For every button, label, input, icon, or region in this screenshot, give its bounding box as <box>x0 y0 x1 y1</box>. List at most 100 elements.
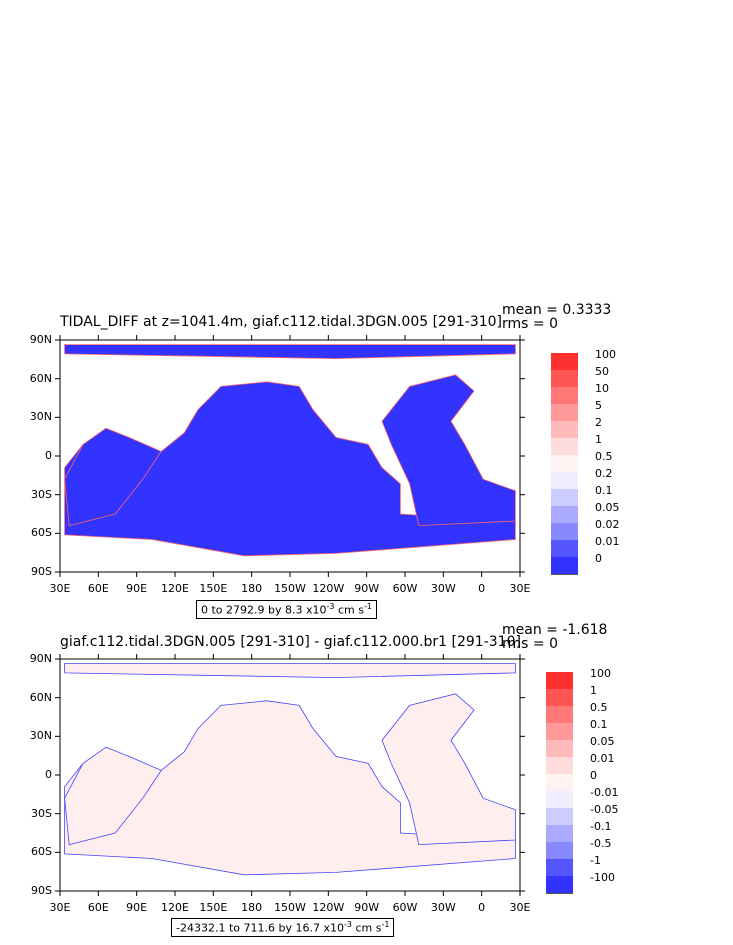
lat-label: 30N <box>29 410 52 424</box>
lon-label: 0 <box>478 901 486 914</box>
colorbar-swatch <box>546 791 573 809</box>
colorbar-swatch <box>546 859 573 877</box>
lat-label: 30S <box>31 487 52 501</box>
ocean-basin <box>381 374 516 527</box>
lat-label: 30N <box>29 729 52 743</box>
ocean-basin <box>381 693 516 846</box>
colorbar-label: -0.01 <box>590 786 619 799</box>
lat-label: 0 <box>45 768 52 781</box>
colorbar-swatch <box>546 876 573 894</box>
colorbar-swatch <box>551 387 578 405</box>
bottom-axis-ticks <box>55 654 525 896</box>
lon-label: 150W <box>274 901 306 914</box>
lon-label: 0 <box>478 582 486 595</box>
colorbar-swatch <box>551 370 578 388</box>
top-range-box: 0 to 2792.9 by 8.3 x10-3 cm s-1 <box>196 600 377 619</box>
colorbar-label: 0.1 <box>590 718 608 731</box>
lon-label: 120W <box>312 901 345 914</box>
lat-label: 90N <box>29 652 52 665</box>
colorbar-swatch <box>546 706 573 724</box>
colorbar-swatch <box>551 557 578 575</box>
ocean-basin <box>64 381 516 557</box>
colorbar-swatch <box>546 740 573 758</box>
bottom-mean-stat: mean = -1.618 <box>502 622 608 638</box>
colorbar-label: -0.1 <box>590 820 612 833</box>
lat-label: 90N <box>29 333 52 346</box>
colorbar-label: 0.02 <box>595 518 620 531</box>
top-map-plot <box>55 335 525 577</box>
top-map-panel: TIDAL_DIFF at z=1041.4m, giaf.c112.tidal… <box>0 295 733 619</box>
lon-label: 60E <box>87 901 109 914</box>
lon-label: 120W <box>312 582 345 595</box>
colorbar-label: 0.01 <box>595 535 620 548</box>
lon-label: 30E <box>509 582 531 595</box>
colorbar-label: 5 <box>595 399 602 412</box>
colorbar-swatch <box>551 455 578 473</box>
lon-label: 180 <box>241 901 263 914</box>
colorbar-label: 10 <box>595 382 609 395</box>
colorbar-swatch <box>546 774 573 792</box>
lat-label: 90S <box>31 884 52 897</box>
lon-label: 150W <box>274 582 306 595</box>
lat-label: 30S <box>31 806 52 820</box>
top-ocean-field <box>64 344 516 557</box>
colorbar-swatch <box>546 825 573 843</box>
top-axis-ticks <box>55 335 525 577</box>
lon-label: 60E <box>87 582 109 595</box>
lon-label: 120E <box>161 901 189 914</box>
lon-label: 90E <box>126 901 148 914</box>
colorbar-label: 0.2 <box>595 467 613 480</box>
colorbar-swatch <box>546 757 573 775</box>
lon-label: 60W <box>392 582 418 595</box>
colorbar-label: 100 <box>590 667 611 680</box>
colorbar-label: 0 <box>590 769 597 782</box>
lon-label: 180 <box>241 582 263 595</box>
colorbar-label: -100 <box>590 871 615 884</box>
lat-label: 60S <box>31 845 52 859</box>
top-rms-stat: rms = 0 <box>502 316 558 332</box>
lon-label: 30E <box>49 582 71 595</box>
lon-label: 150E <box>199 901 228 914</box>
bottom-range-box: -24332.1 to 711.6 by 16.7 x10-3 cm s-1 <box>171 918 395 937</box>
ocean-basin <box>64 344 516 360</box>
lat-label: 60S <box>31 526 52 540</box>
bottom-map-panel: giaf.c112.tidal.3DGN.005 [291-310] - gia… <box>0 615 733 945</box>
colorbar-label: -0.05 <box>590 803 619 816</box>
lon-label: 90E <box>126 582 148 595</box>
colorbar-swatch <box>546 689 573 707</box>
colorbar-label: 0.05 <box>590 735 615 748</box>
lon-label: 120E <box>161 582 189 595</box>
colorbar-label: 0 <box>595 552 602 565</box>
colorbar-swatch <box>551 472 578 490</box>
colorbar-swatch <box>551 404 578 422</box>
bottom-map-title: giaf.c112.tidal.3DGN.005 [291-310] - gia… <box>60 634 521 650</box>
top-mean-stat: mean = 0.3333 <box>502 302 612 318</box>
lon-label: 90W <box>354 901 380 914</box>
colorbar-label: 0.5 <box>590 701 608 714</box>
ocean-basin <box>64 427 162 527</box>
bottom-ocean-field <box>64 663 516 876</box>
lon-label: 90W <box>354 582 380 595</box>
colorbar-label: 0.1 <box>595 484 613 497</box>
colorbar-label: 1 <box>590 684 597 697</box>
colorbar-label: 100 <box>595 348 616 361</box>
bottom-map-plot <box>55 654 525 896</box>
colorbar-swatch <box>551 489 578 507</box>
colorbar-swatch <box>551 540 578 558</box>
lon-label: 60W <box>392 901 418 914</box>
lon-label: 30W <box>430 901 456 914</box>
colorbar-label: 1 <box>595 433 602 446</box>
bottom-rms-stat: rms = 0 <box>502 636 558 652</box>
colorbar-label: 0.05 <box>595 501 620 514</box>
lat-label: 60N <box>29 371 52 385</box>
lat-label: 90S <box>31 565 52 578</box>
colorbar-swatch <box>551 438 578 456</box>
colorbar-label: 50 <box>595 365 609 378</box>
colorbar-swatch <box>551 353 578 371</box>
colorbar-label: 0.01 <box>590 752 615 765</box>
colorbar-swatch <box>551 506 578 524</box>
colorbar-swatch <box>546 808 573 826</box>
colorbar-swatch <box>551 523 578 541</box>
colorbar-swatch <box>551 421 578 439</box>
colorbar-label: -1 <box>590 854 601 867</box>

+ + +

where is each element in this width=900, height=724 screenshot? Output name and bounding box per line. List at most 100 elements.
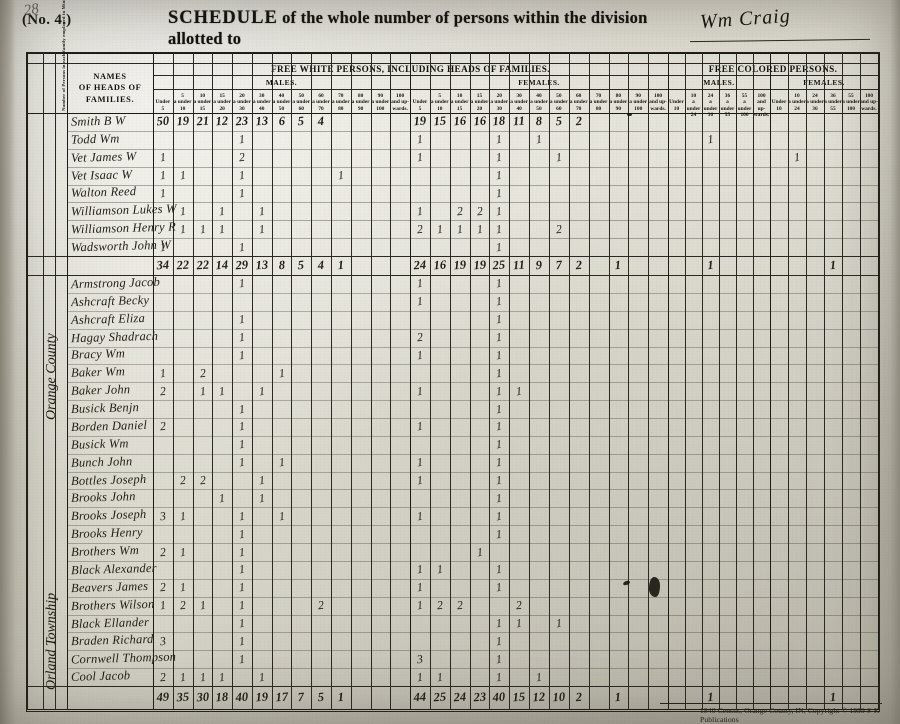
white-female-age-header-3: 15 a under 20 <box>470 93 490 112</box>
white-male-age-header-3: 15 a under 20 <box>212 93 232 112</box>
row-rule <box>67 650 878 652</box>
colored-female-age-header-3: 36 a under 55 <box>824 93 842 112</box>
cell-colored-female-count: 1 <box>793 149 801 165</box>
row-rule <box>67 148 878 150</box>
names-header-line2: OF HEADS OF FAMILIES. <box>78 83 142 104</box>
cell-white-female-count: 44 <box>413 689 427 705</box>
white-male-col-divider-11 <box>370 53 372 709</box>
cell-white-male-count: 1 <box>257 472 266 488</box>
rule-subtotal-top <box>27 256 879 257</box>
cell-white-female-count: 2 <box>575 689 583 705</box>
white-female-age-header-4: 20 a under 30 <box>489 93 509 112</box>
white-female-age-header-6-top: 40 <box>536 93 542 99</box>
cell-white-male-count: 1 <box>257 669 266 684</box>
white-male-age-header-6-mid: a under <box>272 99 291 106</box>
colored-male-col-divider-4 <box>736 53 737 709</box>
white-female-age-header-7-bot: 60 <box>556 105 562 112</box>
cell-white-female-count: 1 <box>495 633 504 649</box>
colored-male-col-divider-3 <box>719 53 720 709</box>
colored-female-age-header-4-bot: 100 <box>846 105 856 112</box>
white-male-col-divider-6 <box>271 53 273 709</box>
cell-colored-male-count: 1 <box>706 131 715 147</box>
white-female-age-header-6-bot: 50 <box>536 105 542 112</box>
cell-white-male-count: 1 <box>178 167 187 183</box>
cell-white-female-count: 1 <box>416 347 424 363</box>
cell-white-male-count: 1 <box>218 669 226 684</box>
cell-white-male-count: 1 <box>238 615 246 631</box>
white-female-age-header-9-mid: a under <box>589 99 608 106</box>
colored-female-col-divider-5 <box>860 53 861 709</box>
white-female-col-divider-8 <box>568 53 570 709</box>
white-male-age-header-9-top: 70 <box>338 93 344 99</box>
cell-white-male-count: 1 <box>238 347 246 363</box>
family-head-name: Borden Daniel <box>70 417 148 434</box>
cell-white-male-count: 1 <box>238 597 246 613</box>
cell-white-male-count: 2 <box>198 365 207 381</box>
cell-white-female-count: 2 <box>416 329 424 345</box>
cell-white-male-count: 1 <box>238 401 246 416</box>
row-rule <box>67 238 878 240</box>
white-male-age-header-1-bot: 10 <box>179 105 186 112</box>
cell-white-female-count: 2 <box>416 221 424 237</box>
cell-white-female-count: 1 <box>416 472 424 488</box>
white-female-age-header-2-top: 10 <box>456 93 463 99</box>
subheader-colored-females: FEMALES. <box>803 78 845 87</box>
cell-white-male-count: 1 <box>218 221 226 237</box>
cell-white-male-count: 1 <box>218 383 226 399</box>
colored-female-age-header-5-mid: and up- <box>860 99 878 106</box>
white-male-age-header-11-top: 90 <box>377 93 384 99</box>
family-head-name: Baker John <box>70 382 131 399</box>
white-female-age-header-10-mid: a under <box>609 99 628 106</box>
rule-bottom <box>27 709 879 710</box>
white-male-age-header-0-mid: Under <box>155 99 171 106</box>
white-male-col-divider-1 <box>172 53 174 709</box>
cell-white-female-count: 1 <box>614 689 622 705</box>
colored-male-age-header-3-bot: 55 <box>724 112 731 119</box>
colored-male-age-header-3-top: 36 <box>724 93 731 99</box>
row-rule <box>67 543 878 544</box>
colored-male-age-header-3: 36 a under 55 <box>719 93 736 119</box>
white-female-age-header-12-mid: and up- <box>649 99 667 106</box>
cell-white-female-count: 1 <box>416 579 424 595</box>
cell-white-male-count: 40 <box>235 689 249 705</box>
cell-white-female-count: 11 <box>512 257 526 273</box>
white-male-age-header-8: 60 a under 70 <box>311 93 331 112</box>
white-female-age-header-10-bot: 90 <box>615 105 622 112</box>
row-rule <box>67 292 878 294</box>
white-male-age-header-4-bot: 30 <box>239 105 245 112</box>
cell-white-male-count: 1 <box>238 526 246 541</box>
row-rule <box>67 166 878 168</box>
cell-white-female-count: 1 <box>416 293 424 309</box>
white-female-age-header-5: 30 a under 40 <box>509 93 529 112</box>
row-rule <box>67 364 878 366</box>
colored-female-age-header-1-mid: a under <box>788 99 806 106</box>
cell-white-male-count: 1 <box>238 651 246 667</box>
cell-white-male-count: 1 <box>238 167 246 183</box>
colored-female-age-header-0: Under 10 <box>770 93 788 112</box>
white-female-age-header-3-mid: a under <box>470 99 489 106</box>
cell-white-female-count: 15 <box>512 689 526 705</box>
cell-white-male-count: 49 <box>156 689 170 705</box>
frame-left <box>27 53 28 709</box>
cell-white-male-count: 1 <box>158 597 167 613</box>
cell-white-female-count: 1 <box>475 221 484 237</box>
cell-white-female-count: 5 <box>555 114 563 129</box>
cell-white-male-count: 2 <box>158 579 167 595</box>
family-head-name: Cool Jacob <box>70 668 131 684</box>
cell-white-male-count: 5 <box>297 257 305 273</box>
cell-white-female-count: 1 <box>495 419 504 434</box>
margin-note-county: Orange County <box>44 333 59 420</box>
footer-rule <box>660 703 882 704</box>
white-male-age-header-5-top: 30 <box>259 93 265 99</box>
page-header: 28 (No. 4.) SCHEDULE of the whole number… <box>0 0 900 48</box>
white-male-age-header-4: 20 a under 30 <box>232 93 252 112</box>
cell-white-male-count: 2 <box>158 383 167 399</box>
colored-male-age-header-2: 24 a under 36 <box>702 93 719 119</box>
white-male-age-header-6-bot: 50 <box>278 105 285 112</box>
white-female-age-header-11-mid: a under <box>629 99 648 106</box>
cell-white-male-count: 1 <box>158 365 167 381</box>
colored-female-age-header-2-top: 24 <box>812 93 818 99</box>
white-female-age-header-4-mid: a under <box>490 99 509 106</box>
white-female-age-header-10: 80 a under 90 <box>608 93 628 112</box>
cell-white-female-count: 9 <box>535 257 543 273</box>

+ + +

* **TASK TO CARRY OUT**
Render the rows starting with the one containing "white-female-age-header-3: 15 a" and going on through the one containing "rule-subtotal-top <box>27 256 879 257</box>" as a Markdown table with the columns No. and Text. Number each row in order and leave out any blank ones.

* **RESULT**
| No. | Text |
|---|---|
| 1 | white-female-age-header-3: 15 a under 20 <box>470 93 490 112</box> |
| 2 | white-male-age-header-3: 15 a under 20 <box>212 93 232 112</box> |
| 3 | row-rule <box>67 650 878 652</box> |
| 4 | colored-female-age-header-3: 36 a under 55 <box>824 93 842 112</box> |
| 5 | cell-colored-female-count: 1 <box>793 149 801 165</box> |
| 6 | row-rule <box>67 148 878 150</box> |
| 7 | names-header-line2: OF HEADS OF FAMILIES. <box>78 83 142 104</box> |
| 8 | cell-white-female-count: 44 <box>413 689 427 705</box> |
| 9 | white-male-col-divider-11 <box>370 53 372 709</box> |
| 10 | cell-white-male-count: 1 <box>257 472 266 488</box> |
| 11 | rule-subtotal-top <box>27 256 879 257</box> |